**ASSIGNED TASK**
Reproduce the passage of the sanitary report below word for word, from "As regards the" up to and including "see strong probabilities.".

**PAGE EXTRACT**

··········

Reports Relating to the Sanitary Condition of the City of London
Part 27
First, I believe that everything which cheapens the cost of burial, will conduce to such a result; for, among the poor, one considerable cause of procrastination must often be the immediate absence of money. The plan of conveyance and payment which I have suggested, would at least ensure you against any increase of this difficulty, and might readily be applied to diminish it. For, under such a system of single payment for grave and conveyance, it would be practicable, and, I think, most advantageous, to fix two prices, with a difference of at least five shillings between them; to charge the lower fee whenever the funeral should occur within eighty hours of death, the higher whenever this period should be exceeded. If, by the general adoption of the former alternative, the Cemetery receipts should be diminished in respect of artisan funerals, even to the utmost extent--say five or six hundred pounds per annum--this money, or much more, would have been advantageously expended in purchasing so great a reform. If, on the contrary, the immediate option of the working classes should be in favour of continuing a system so injurious to themselves and to their neighbours, there would be no injustice in leaving them the incumbrance of a cost, from which it would require only their own will to escape. The difference of price would soon be recognised as a municipal tax on delays of interment;--a tax, rendered legitimate by the public evil which it is designed to correct, and guarded against remonstrance, because any man may avoid it who will. And since the delays in question often arise in a passive habit of the people, founded on no deliberate intention or reason, I cannot but believe that a well-marked difference of fee would, as it were, startle the poor into considering the question, which would come to be of daily argument in their houses:--‘Is it worth while that our funeral cost should be increased by the amount of one or two days wages, in order that we may retain within our dwelling-rooms four days longer, that which every one tells us is hurtful to ourselves and to others?’
It has been suggested to me, that many delays occur owing to Sunday being considered specially as a funeral day among the labouring classes; that an equal distribution of burials over the week would be preferable to this waiting for a particular day; and that the closure of your Cemetery on Sundays might accordingly be beneficial for the purposes under consideration. Many arguments will doubtless occur to you, both for and against the desirability of Sunday interments; but this probably may be regarded as a point of detail, more fitly to be considered when your scheme is complete, or even when it has actually given you some experience of its operation.
As regards the second point adverted to--the establishment of special reception-houses for the dead, I do not hesitate to say that, if they could be brought into general use, their institution would confer great advantages on the poor. But against this event, at least as an immediate one, I grieve to see strong probabilities.

··········

**THE DATA**
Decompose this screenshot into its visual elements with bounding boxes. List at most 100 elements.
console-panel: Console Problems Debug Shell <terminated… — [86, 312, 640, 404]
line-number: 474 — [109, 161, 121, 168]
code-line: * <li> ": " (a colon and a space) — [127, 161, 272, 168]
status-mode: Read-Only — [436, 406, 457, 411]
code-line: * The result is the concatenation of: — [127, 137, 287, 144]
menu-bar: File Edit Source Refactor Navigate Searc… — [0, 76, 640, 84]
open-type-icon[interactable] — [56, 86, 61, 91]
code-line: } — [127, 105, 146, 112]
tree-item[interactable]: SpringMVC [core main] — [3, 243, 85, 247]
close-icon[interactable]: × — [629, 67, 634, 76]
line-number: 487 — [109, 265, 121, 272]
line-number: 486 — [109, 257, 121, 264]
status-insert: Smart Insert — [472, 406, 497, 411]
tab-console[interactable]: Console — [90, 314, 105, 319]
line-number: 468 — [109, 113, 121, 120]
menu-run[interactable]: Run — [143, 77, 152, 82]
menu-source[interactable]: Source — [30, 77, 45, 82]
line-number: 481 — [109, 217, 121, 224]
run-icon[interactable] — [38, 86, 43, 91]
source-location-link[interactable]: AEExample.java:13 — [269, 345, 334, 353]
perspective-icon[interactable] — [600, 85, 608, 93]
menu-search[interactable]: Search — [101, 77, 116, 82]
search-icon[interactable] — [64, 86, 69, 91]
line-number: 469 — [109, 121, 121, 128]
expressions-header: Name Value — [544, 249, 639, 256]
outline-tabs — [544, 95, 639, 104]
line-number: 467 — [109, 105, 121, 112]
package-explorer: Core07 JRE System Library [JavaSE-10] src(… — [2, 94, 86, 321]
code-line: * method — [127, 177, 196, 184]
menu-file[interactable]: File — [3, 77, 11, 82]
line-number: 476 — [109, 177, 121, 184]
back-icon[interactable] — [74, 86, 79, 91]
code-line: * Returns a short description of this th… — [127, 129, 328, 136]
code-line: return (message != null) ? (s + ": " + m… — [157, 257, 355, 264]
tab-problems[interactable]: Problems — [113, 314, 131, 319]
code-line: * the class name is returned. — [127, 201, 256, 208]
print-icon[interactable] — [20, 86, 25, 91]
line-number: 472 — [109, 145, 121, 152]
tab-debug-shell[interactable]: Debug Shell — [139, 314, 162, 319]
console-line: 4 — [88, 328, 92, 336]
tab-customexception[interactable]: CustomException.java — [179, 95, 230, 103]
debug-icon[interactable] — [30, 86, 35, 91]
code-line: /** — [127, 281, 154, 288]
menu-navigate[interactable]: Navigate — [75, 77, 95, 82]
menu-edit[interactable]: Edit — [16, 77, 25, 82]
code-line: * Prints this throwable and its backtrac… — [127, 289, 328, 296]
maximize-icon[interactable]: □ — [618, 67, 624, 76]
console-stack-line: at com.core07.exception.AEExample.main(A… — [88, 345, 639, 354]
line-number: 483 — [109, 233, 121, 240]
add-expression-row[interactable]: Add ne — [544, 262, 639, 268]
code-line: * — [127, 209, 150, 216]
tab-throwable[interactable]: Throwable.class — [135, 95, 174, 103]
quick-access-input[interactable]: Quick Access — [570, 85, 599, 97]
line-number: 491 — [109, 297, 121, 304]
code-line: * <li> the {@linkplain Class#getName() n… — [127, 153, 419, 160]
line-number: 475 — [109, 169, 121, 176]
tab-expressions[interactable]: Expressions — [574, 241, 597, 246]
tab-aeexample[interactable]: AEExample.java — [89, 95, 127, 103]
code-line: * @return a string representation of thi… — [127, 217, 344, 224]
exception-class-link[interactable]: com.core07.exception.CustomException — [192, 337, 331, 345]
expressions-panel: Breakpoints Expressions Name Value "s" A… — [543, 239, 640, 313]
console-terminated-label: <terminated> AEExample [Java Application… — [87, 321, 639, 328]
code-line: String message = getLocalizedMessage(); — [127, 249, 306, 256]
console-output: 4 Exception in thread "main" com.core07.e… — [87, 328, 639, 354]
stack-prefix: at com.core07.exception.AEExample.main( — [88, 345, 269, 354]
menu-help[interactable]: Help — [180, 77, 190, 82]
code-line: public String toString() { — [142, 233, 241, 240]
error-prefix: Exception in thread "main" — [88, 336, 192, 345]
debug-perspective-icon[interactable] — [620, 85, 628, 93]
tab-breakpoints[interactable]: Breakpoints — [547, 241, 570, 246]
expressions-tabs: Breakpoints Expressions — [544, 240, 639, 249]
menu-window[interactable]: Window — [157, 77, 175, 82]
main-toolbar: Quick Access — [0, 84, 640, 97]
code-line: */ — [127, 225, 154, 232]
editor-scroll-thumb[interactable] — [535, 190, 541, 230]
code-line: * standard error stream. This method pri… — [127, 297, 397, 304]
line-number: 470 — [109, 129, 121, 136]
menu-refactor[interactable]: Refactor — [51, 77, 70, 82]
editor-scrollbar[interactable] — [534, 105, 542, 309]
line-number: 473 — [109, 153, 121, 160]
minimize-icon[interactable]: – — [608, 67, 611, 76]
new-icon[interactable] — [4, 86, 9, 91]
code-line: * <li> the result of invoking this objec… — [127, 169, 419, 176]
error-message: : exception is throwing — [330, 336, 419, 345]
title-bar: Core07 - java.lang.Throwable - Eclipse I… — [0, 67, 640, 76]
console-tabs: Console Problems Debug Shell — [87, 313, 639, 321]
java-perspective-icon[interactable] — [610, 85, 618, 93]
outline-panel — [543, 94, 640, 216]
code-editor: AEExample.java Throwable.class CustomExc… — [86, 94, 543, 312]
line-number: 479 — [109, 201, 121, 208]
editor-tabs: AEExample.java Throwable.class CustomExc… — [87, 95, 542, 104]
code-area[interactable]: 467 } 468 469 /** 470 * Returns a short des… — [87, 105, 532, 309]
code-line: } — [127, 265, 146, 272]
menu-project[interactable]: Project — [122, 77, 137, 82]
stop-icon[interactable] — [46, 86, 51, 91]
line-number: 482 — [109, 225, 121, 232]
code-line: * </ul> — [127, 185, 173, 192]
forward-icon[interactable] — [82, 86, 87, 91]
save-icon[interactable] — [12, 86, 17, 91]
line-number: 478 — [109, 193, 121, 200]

··········

**RESPONSE AREA**
As regards the second point adverted to--the establishment of special reception-houses for the dead, I do not hesitate to say that, if they could be brought into general use, their institution would confer great advantages on the poor. But against this event, at least as an immediate one, I grieve to see strong probabilities.